Search the material below for the string "aussi" and list each line that holds it.

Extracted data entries
>>>
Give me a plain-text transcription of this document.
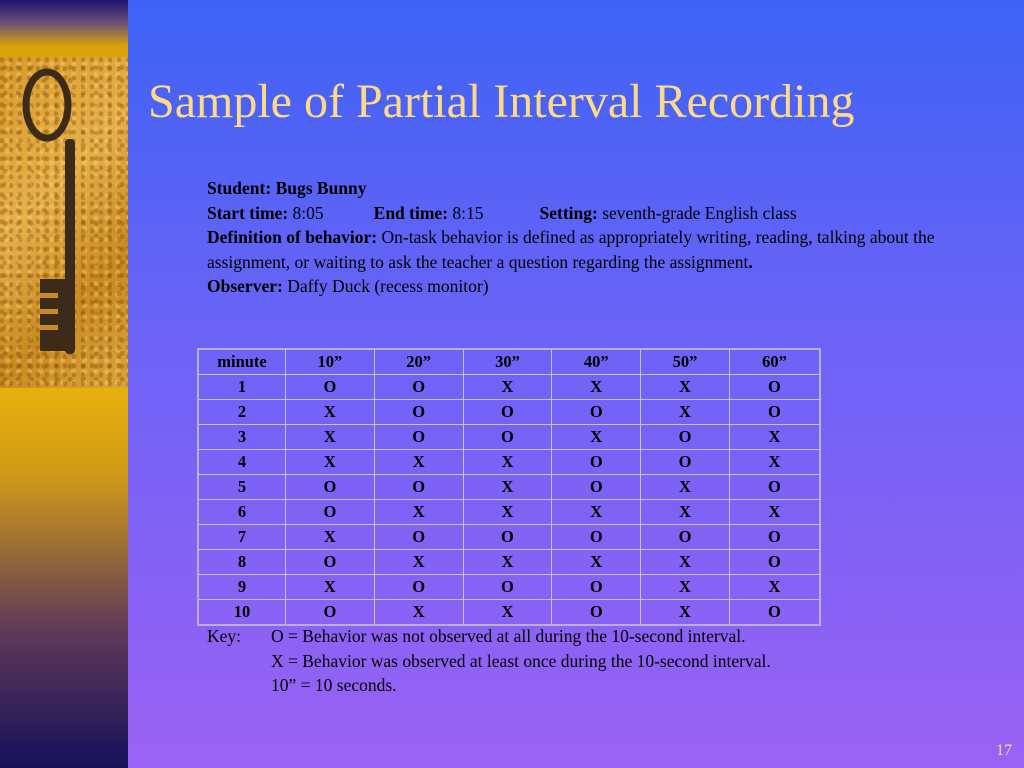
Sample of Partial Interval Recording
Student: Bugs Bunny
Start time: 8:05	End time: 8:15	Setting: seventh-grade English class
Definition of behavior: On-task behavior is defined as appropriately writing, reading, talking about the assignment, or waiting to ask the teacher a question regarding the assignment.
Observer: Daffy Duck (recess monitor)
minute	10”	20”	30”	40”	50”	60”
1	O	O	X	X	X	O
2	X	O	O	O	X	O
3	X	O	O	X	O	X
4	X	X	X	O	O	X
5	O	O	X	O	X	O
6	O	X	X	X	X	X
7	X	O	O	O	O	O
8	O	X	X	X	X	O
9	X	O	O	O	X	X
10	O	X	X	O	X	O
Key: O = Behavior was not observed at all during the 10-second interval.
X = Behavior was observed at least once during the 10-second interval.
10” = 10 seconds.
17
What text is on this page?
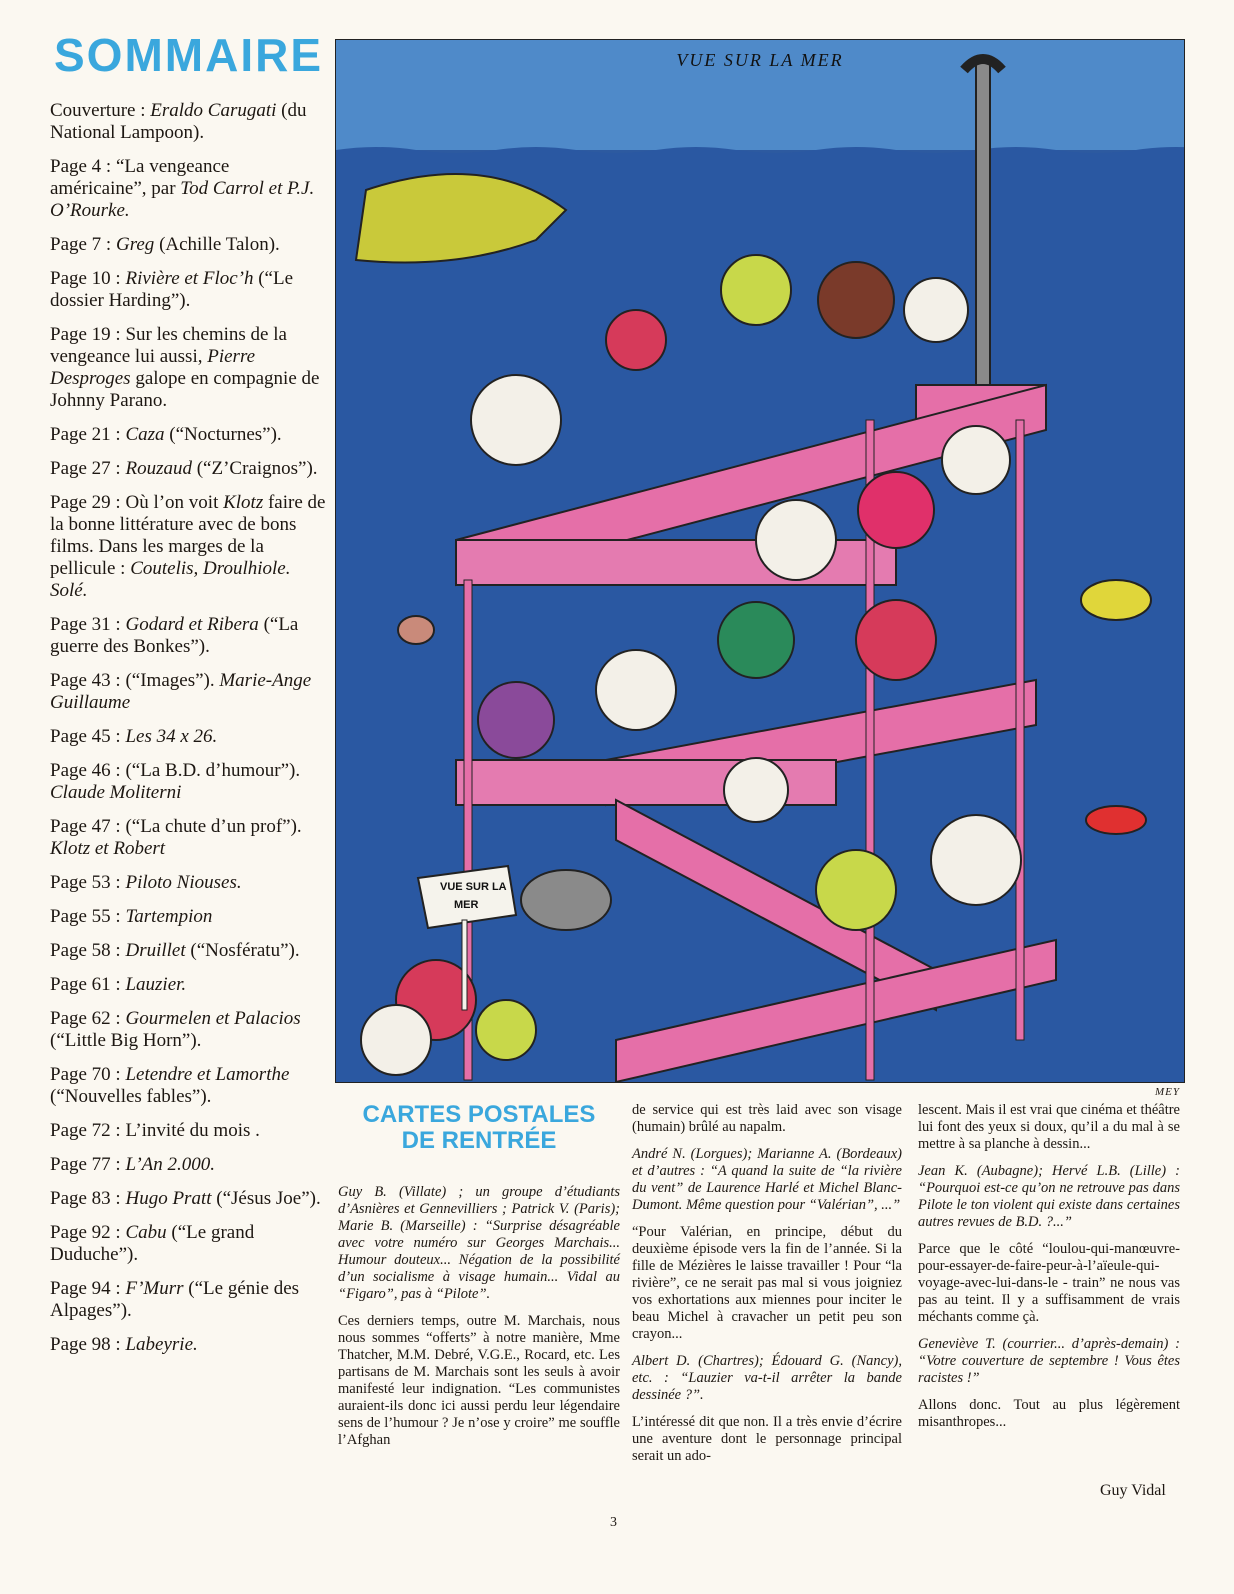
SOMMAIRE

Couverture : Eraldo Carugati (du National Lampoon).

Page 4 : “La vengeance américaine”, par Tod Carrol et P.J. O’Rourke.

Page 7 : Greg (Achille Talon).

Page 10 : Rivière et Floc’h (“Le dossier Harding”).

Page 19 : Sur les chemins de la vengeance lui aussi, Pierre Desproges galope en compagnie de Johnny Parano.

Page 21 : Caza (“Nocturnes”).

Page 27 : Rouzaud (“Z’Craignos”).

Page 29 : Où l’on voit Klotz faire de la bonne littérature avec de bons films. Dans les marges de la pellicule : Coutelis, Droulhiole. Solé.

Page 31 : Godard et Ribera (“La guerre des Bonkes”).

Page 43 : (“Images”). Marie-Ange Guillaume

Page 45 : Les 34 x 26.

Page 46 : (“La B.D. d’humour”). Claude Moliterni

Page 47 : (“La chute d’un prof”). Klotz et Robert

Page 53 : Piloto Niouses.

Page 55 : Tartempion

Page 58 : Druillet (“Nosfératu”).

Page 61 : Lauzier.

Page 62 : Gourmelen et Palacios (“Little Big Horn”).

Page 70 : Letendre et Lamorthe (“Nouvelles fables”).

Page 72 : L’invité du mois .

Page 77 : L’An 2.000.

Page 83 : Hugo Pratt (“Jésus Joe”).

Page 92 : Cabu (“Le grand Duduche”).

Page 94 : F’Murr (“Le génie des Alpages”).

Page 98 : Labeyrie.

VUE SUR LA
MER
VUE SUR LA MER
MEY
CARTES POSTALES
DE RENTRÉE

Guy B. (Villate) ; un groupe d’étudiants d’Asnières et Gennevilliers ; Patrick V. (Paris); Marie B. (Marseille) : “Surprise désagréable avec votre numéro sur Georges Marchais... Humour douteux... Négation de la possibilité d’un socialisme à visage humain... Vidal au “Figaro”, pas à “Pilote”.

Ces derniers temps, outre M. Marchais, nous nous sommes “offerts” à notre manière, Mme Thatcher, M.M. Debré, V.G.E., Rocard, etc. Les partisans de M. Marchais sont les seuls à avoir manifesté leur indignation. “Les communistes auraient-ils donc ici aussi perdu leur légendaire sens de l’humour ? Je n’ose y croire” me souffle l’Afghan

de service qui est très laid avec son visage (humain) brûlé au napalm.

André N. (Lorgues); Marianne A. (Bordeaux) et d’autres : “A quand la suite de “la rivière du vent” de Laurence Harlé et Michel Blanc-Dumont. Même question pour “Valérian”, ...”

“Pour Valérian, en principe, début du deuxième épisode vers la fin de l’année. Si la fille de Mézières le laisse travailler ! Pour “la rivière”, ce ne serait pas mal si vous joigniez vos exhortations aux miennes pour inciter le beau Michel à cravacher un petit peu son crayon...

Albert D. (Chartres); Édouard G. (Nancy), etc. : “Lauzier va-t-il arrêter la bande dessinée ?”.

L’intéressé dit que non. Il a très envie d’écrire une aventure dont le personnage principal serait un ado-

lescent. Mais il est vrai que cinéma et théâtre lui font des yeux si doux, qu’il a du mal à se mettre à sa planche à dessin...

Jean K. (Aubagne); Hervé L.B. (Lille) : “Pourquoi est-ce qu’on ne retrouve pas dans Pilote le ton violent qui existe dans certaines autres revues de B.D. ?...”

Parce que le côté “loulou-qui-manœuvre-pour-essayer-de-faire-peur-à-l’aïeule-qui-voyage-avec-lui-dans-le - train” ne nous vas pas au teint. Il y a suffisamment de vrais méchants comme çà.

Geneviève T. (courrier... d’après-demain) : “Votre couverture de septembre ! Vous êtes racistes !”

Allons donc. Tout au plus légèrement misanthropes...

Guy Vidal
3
<<<
Task solution
Page 19 : Sur les chemins de la vengeance lui aussi, Pierre Desproges galope en compagnie de Johnny Parano.
Ces derniers temps, outre M. Marchais, nous nous sommes “offerts” à notre manière, Mme Thatcher, M.M. Debré, V.G.E., Rocard, etc. Les partisans de M. Marchais sont les seuls à avoir manifesté leur indignation. “Les communistes auraient-ils donc ici aussi perdu leur légendaire sens de l’humour ? Je n’ose y croire” me souffle l’Afghan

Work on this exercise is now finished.